§ **WORK TO DO**
Reproduce all entries verbatim, with nothing added or dropped.

§ **DATA ENTRIES**
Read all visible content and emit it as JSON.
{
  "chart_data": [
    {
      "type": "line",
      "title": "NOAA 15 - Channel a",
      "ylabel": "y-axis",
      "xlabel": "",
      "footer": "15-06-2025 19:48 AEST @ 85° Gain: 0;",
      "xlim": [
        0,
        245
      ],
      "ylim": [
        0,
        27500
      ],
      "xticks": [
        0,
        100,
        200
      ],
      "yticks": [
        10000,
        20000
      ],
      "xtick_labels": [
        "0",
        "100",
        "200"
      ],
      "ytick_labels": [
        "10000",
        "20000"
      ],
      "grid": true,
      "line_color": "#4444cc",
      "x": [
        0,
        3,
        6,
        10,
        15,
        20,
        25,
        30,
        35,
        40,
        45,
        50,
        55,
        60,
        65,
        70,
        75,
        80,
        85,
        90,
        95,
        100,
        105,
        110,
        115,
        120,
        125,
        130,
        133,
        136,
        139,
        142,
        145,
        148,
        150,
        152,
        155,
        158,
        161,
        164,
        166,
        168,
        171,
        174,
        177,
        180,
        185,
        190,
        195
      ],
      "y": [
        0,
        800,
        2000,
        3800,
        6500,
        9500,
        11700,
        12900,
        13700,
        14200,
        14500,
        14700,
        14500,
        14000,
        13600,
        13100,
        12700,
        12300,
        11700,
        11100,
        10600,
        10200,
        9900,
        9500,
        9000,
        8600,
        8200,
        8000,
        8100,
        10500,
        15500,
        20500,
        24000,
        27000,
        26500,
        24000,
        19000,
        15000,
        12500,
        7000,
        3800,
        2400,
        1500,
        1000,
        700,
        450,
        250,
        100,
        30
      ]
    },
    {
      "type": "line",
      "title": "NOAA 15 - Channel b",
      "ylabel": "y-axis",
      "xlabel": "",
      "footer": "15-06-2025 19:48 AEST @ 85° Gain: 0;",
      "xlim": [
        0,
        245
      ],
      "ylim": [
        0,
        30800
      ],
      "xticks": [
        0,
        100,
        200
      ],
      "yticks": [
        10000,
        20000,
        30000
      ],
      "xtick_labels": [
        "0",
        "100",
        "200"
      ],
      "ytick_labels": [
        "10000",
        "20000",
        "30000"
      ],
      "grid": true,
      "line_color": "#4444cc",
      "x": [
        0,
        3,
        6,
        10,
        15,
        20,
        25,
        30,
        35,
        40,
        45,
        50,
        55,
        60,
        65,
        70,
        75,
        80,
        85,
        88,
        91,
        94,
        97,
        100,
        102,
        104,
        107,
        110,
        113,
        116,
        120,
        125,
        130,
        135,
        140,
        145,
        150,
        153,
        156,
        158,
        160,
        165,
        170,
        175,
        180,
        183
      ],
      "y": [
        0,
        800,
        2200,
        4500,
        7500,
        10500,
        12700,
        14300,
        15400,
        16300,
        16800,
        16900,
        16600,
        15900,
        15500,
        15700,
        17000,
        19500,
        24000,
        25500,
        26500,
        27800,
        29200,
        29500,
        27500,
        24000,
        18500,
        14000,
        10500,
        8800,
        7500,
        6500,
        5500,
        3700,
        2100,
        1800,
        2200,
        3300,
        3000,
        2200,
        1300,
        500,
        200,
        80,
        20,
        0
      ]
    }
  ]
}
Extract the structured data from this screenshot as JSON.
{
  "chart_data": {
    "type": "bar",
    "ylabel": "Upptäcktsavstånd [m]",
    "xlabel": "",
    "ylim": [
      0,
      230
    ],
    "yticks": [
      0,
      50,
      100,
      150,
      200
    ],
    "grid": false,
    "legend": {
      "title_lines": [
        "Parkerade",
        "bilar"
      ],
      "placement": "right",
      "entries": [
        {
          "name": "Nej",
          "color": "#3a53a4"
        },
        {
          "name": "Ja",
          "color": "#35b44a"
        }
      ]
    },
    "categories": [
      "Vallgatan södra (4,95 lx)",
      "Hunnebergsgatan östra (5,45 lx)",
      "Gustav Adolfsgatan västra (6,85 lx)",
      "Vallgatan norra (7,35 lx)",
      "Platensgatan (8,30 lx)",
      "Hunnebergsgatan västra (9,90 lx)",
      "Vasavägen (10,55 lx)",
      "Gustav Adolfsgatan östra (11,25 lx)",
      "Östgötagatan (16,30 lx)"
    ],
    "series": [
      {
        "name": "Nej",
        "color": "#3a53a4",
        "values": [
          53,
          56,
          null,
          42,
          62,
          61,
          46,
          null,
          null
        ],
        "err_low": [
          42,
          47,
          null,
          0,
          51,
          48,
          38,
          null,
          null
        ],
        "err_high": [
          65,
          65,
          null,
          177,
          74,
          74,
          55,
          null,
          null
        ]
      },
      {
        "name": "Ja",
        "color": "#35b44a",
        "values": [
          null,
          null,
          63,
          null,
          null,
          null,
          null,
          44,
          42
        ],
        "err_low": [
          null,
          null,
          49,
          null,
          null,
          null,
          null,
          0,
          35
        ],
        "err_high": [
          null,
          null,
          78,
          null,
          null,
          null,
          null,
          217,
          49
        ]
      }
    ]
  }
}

§ **EXERCISE SOLUTION**
Read all visible content and emit it as JSON.
{
  "chart_data": [
    {
      "type": "line",
      "title": "NOAA 15 - Channel a",
      "ylabel": "y-axis",
      "xlabel": "",
      "footer": "15-06-2025 19:48 AEST @ 85° Gain: 0;",
      "xlim": [
        0,
        245
      ],
      "ylim": [
        0,
        27500
      ],
      "xticks": [
        0,
        100,
        200
      ],
      "yticks": [
        10000,
        20000
      ],
      "xtick_labels": [
        "0",
        "100",
        "200"
      ],
      "ytick_labels": [
        "10000",
        "20000"
      ],
      "grid": true,
      "line_color": "#4444cc",
      "x": [
        0,
        3,
        6,
        10,
        15,
        20,
        25,
        30,
        35,
        40,
        45,
        50,
        55,
        60,
        65,
        70,
        75,
        80,
        85,
        90,
        95,
        100,
        105,
        110,
        115,
        120,
        125,
        130,
        133,
        136,
        139,
        142,
        145,
        148,
        150,
        152,
        155,
        158,
        161,
        164,
        166,
        168,
        171,
        174,
        177,
        180,
        185,
        190,
        195
      ],
      "y": [
        0,
        800,
        2000,
        3800,
        6500,
        9500,
        11700,
        12900,
        13700,
        14200,
        14500,
        14700,
        14500,
        14000,
        13600,
        13100,
        12700,
        12300,
        11700,
        11100,
        10600,
        10200,
        9900,
        9500,
        9000,
        8600,
        8200,
        8000,
        8100,
        10500,
        15500,
        20500,
        24000,
        27000,
        26500,
        24000,
        19000,
        15000,
        12500,
        7000,
        3800,
        2400,
        1500,
        1000,
        700,
        450,
        250,
        100,
        30
      ]
    },
    {
      "type": "line",
      "title": "NOAA 15 - Channel b",
      "ylabel": "y-axis",
      "xlabel": "",
      "footer": "15-06-2025 19:48 AEST @ 85° Gain: 0;",
      "xlim": [
        0,
        245
      ],
      "ylim": [
        0,
        30800
      ],
      "xticks": [
        0,
        100,
        200
      ],
      "yticks": [
        10000,
        20000,
        30000
      ],
      "xtick_labels": [
        "0",
        "100",
        "200"
      ],
      "ytick_labels": [
        "10000",
        "20000",
        "30000"
      ],
      "grid": true,
      "line_color": "#4444cc",
      "x": [
        0,
        3,
        6,
        10,
        15,
        20,
        25,
        30,
        35,
        40,
        45,
        50,
        55,
        60,
        65,
        70,
        75,
        80,
        85,
        88,
        91,
        94,
        97,
        100,
        102,
        104,
        107,
        110,
        113,
        116,
        120,
        125,
        130,
        135,
        140,
        145,
        150,
        153,
        156,
        158,
        160,
        165,
        170,
        175,
        180,
        183
      ],
      "y": [
        0,
        800,
        2200,
        4500,
        7500,
        10500,
        12700,
        14300,
        15400,
        16300,
        16800,
        16900,
        16600,
        15900,
        15500,
        15700,
        17000,
        19500,
        24000,
        25500,
        26500,
        27800,
        29200,
        29500,
        27500,
        24000,
        18500,
        14000,
        10500,
        8800,
        7500,
        6500,
        5500,
        3700,
        2100,
        1800,
        2200,
        3300,
        3000,
        2200,
        1300,
        500,
        200,
        80,
        20,
        0
      ]
    }
  ]
}
Extract the structured data from this screenshot as JSON.
{
  "chart_data": {
    "type": "bar",
    "ylabel": "Upptäcktsavstånd [m]",
    "xlabel": "",
    "ylim": [
      0,
      230
    ],
    "yticks": [
      0,
      50,
      100,
      150,
      200
    ],
    "grid": false,
    "legend": {
      "title_lines": [
        "Parkerade",
        "bilar"
      ],
      "placement": "right",
      "entries": [
        {
          "name": "Nej",
          "color": "#3a53a4"
        },
        {
          "name": "Ja",
          "color": "#35b44a"
        }
      ]
    },
    "categories": [
      "Vallgatan södra (4,95 lx)",
      "Hunnebergsgatan östra (5,45 lx)",
      "Gustav Adolfsgatan västra (6,85 lx)",
      "Vallgatan norra (7,35 lx)",
      "Platensgatan (8,30 lx)",
      "Hunnebergsgatan västra (9,90 lx)",
      "Vasavägen (10,55 lx)",
      "Gustav Adolfsgatan östra (11,25 lx)",
      "Östgötagatan (16,30 lx)"
    ],
    "series": [
      {
        "name": "Nej",
        "color": "#3a53a4",
        "values": [
          53,
          56,
          null,
          42,
          62,
          61,
          46,
          null,
          null
        ],
        "err_low": [
          42,
          47,
          null,
          0,
          51,
          48,
          38,
          null,
          null
        ],
        "err_high": [
          65,
          65,
          null,
          177,
          74,
          74,
          55,
          null,
          null
        ]
      },
      {
        "name": "Ja",
        "color": "#35b44a",
        "values": [
          null,
          null,
          63,
          null,
          null,
          null,
          null,
          44,
          42
        ],
        "err_low": [
          null,
          null,
          49,
          null,
          null,
          null,
          null,
          0,
          35
        ],
        "err_high": [
          null,
          null,
          78,
          null,
          null,
          null,
          null,
          217,
          49
        ]
      }
    ]
  }
}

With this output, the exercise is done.